Written request – Give the number of lines holding the string "unknown" and nothing more.

** Begin **

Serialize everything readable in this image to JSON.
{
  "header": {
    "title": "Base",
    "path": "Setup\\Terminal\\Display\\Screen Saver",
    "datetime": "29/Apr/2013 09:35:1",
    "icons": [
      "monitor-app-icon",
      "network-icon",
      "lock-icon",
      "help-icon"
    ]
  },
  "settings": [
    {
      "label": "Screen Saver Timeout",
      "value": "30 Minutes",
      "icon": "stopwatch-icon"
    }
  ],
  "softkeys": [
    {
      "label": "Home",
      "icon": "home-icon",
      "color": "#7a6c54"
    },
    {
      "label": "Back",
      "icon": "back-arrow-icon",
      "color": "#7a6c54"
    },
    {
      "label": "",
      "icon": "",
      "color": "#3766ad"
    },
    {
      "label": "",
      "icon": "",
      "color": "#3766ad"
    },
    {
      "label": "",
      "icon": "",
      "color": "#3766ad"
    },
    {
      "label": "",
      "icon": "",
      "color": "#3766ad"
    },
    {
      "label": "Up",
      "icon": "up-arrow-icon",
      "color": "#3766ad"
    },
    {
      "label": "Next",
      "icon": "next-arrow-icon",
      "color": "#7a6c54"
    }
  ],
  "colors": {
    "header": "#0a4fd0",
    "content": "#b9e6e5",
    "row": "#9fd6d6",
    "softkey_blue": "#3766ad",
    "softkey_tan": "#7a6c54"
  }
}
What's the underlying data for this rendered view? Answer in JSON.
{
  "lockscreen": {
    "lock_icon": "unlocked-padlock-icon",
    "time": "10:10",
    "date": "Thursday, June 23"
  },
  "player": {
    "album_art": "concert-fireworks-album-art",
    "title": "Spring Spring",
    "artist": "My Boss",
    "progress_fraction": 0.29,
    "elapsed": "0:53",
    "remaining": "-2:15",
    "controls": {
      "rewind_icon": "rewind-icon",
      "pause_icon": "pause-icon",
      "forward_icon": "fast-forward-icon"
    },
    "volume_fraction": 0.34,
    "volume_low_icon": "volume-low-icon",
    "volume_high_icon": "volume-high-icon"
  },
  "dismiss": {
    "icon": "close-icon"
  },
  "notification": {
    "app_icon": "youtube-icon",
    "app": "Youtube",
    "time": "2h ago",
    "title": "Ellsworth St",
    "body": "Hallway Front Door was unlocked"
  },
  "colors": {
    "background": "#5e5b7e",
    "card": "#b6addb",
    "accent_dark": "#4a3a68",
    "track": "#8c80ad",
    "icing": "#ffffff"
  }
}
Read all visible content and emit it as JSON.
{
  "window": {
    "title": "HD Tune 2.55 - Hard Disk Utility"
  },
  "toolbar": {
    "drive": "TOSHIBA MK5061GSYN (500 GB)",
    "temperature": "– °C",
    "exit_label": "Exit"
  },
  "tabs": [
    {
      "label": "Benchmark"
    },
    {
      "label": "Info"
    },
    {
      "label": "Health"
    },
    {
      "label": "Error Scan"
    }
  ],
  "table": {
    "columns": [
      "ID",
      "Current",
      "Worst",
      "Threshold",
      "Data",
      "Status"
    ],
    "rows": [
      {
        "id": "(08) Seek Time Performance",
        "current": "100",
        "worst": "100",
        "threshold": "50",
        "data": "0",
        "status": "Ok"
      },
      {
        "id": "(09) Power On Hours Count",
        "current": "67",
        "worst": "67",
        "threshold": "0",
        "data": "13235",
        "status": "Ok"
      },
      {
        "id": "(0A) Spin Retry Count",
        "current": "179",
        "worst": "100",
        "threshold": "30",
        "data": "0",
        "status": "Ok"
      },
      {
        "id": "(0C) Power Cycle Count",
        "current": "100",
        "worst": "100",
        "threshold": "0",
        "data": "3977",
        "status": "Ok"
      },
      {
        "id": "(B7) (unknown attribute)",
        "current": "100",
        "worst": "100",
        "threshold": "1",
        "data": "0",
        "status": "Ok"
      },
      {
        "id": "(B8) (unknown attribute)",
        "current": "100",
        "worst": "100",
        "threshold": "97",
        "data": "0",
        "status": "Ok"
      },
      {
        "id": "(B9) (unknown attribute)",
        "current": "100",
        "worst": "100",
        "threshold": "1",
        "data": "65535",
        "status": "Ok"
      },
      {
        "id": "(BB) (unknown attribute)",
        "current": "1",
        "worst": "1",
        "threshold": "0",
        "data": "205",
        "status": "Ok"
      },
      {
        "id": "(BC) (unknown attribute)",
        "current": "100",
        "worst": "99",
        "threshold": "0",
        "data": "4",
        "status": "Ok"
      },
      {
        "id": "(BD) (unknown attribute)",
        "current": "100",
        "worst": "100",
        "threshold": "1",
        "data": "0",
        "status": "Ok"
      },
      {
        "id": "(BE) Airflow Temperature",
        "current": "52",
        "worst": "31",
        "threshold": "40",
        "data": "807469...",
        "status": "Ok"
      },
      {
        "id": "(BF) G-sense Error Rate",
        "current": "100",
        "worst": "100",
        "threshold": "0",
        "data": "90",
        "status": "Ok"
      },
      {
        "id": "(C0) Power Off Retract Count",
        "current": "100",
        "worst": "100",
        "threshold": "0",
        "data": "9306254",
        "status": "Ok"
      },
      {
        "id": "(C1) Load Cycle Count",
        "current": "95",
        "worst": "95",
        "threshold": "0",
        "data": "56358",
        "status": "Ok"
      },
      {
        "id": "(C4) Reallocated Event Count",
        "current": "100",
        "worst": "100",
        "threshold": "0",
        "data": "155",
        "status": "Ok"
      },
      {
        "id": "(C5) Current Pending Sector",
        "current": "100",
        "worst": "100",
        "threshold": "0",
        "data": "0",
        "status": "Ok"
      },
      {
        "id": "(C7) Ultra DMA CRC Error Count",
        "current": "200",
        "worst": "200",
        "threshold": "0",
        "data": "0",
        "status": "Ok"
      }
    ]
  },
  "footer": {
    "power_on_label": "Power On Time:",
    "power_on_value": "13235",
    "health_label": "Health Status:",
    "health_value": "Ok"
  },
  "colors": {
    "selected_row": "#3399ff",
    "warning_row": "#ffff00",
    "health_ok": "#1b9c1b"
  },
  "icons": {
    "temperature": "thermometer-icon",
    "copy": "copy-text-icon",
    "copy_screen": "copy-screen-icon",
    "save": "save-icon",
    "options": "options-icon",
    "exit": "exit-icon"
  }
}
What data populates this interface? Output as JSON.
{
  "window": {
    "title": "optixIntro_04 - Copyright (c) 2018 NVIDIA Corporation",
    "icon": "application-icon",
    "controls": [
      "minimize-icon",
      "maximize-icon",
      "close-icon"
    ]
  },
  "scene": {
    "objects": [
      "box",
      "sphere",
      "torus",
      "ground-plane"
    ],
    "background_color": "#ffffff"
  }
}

** End **

Expected answer – 6